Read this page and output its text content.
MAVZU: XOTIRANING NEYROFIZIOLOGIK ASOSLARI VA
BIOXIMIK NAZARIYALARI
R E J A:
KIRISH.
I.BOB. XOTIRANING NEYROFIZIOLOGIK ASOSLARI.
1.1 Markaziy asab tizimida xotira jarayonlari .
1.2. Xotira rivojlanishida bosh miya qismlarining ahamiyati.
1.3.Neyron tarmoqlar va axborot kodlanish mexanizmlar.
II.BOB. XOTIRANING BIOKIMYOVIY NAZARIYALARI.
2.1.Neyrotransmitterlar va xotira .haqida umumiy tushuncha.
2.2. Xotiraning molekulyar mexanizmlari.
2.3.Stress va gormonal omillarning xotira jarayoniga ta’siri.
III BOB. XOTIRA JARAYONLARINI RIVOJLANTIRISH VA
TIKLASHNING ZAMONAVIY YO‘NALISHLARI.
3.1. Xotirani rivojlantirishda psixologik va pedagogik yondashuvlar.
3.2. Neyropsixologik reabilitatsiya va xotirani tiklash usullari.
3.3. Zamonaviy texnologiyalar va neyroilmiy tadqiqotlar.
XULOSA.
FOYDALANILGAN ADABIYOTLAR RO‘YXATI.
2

▬▬▬▬▬▬

> **What the task asks**
Transcribe each record exactly. Leave nothing out.

> **Solution to the exercise**
Read this page and output its text content.
MAVZU: XOTIRANING NEYROFIZIOLOGIK ASOSLARI VA
BIOXIMIK NAZARIYALARI
R E J A:
KIRISH.
I.BOB. XOTIRANING NEYROFIZIOLOGIK ASOSLARI.
1.1 Markaziy asab tizimida xotira jarayonlari .
1.2. Xotira rivojlanishida bosh miya qismlarining ahamiyati.
1.3.Neyron tarmoqlar va axborot kodlanish mexanizmlar.
II.BOB. XOTIRANING BIOKIMYOVIY NAZARIYALARI.
2.1.Neyrotransmitterlar va xotira .haqida umumiy tushuncha.
2.2. Xotiraning molekulyar mexanizmlari.
2.3.Stress va gormonal omillarning xotira jarayoniga ta’siri.
III BOB. XOTIRA JARAYONLARINI RIVOJLANTIRISH VA
TIKLASHNING ZAMONAVIY YO‘NALISHLARI.
3.1. Xotirani rivojlantirishda psixologik va pedagogik yondashuvlar.
3.2. Neyropsixologik reabilitatsiya va xotirani tiklash usullari.
3.3. Zamonaviy texnologiyalar va neyroilmiy tadqiqotlar.
XULOSA.
FOYDALANILGAN ADABIYOTLAR RO‘YXATI.
2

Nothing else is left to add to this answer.